• [STATED GOAL] Reproduce each record below exactly as written.

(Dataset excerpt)
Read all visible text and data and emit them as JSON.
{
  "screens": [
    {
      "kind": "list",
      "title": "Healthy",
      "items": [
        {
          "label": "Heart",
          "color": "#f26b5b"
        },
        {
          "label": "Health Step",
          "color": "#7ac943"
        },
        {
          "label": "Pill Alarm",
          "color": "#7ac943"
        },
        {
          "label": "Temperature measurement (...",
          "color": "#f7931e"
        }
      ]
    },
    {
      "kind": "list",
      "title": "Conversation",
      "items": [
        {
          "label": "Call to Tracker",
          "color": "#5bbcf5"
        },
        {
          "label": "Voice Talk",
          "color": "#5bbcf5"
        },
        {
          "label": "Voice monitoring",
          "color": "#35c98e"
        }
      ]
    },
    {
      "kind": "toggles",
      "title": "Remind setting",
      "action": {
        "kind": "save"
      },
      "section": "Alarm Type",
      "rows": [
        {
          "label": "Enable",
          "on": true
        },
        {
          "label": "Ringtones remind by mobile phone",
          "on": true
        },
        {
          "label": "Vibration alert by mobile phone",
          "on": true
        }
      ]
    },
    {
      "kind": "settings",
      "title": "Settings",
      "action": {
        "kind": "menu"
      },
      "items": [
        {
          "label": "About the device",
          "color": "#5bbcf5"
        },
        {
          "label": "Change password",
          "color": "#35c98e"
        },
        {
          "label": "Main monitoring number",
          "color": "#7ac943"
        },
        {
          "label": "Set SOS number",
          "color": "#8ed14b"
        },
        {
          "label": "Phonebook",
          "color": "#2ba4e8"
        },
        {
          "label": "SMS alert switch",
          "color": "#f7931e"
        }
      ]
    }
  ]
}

• [TASK OUTPUT]
Read all visible text and data and emit them as JSON.
{
  "screens": [
    {
      "kind": "list",
      "title": "Healthy",
      "items": [
        {
          "label": "Heart",
          "color": "#f26b5b"
        },
        {
          "label": "Health Step",
          "color": "#7ac943"
        },
        {
          "label": "Pill Alarm",
          "color": "#7ac943"
        },
        {
          "label": "Temperature measurement (...",
          "color": "#f7931e"
        }
      ]
    },
    {
      "kind": "list",
      "title": "Conversation",
      "items": [
        {
          "label": "Call to Tracker",
          "color": "#5bbcf5"
        },
        {
          "label": "Voice Talk",
          "color": "#5bbcf5"
        },
        {
          "label": "Voice monitoring",
          "color": "#35c98e"
        }
      ]
    },
    {
      "kind": "toggles",
      "title": "Remind setting",
      "action": {
        "kind": "save"
      },
      "section": "Alarm Type",
      "rows": [
        {
          "label": "Enable",
          "on": true
        },
        {
          "label": "Ringtones remind by mobile phone",
          "on": true
        },
        {
          "label": "Vibration alert by mobile phone",
          "on": true
        }
      ]
    },
    {
      "kind": "settings",
      "title": "Settings",
      "action": {
        "kind": "menu"
      },
      "items": [
        {
          "label": "About the device",
          "color": "#5bbcf5"
        },
        {
          "label": "Change password",
          "color": "#35c98e"
        },
        {
          "label": "Main monitoring number",
          "color": "#7ac943"
        },
        {
          "label": "Set SOS number",
          "color": "#8ed14b"
        },
        {
          "label": "Phonebook",
          "color": "#2ba4e8"
        },
        {
          "label": "SMS alert switch",
          "color": "#f7931e"
        }
      ]
    }
  ]
}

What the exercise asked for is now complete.